● **TASK GOAL**
Check each line of the records below and collect those holding "relative".

● **SUPPLIED RECORDS**

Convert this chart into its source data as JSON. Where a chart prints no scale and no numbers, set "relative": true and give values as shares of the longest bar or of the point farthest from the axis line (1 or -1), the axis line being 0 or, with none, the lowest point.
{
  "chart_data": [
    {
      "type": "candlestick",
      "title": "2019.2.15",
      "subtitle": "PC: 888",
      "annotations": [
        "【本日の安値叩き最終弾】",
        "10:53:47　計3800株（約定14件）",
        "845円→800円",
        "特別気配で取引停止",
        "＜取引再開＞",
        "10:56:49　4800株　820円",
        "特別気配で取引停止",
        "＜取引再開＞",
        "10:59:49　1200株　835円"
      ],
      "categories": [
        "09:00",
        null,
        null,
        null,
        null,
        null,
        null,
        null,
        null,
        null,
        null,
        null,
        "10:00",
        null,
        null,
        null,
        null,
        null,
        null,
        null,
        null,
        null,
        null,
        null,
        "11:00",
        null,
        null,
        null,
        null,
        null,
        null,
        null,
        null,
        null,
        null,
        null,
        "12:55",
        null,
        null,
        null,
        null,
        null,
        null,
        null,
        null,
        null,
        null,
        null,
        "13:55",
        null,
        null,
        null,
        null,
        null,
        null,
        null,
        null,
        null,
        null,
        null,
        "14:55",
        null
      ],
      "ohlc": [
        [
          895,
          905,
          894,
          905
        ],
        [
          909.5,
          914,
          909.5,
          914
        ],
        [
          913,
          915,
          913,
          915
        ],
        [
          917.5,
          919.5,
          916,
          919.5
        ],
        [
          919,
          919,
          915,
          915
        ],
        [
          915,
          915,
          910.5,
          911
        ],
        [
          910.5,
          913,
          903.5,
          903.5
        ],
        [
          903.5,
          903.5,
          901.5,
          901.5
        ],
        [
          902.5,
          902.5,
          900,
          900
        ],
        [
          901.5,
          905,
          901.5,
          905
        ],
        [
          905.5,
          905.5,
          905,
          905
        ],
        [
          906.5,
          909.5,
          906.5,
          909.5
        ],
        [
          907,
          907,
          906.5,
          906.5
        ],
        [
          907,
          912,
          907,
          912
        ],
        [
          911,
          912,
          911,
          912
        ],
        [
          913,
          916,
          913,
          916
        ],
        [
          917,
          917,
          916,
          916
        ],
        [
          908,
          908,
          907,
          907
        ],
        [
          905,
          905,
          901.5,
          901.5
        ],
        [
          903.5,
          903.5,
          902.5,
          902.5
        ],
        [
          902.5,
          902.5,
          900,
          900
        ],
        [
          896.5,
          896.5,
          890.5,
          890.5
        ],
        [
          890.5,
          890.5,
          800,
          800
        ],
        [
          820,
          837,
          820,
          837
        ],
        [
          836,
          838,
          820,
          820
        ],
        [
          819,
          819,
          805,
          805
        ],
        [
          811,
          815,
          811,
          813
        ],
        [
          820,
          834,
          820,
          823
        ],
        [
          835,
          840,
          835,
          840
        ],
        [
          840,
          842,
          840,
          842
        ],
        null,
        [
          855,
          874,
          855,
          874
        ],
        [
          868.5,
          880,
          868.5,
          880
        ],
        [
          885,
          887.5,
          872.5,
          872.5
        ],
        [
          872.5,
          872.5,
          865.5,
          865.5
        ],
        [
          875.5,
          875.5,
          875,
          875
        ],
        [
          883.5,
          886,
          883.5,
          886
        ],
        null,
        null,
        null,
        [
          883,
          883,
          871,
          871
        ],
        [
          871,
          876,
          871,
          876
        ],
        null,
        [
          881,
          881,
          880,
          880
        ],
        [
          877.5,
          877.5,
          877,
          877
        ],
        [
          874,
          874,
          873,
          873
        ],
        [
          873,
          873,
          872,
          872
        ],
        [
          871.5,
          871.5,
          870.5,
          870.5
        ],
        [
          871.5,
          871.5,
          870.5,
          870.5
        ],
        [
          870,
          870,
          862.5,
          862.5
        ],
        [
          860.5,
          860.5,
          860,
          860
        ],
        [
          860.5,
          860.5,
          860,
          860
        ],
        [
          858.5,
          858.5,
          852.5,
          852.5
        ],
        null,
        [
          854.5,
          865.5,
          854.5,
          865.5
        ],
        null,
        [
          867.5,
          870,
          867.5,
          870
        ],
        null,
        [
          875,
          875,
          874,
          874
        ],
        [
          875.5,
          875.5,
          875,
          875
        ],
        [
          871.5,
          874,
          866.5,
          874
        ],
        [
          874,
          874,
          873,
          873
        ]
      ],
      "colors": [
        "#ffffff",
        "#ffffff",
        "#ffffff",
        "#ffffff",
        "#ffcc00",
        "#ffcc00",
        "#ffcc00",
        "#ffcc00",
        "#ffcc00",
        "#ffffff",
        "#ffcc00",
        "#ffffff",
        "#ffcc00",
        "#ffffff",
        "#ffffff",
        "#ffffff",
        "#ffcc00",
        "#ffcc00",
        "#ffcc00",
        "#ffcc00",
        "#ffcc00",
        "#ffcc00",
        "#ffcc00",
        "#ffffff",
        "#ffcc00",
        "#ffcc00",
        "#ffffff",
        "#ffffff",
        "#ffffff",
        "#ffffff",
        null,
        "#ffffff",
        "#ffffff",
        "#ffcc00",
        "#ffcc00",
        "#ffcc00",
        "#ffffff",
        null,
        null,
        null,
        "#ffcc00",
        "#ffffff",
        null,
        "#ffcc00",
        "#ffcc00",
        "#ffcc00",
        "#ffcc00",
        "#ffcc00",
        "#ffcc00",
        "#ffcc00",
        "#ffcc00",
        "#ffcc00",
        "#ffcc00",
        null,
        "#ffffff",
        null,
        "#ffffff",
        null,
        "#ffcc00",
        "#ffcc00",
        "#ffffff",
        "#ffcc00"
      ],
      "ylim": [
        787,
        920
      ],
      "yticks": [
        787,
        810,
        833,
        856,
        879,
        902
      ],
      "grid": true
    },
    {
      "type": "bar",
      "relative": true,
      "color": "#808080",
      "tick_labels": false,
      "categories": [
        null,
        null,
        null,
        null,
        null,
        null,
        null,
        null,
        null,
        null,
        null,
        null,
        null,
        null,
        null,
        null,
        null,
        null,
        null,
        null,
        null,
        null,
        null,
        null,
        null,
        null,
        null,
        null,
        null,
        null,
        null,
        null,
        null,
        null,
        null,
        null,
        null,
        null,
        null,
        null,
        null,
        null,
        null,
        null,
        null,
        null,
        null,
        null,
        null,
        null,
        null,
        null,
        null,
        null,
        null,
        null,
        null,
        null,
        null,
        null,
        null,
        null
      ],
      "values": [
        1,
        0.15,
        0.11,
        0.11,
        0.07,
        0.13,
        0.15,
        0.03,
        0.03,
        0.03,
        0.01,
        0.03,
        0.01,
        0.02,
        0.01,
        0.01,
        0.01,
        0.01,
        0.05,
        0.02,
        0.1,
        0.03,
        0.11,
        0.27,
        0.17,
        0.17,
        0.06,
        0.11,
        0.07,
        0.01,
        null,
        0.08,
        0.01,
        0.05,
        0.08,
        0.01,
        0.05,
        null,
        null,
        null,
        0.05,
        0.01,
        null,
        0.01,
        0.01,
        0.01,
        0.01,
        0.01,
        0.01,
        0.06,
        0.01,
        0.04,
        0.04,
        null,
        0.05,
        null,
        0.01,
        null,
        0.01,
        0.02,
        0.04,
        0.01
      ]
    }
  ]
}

● **RESPONSE FOR THIS EXERCISE**
Convert this chart into its source data as JSON. Where a chart prints no scale and no numbers, set "relative": true and give values as shares of the longest bar or of the point farthest from the axis line (1 or -1), the axis line being 0 or, with none, the lowest point.
      "relative": true,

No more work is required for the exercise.